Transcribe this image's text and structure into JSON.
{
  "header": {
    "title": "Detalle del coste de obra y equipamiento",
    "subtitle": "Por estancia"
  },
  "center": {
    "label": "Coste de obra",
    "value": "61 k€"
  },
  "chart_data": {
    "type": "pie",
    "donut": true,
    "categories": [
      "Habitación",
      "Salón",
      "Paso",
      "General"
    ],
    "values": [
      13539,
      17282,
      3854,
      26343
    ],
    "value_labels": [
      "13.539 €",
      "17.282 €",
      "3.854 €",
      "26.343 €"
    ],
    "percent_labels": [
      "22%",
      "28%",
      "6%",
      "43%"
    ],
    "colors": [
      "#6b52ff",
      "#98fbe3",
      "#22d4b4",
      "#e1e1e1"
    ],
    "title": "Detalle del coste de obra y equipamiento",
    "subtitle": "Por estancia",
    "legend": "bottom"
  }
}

⁂

— Task brief —
From the listing above, extract all records word for word.

— Reply —
Transcribe this image's text and structure into JSON.
{
  "header": {
    "title": "Detalle del coste de obra y equipamiento",
    "subtitle": "Por estancia"
  },
  "center": {
    "label": "Coste de obra",
    "value": "61 k€"
  },
  "chart_data": {
    "type": "pie",
    "donut": true,
    "categories": [
      "Habitación",
      "Salón",
      "Paso",
      "General"
    ],
    "values": [
      13539,
      17282,
      3854,
      26343
    ],
    "value_labels": [
      "13.539 €",
      "17.282 €",
      "3.854 €",
      "26.343 €"
    ],
    "percent_labels": [
      "22%",
      "28%",
      "6%",
      "43%"
    ],
    "colors": [
      "#6b52ff",
      "#98fbe3",
      "#22d4b4",
      "#e1e1e1"
    ],
    "title": "Detalle del coste de obra y equipamiento",
    "subtitle": "Por estancia",
    "legend": "bottom"
  }
}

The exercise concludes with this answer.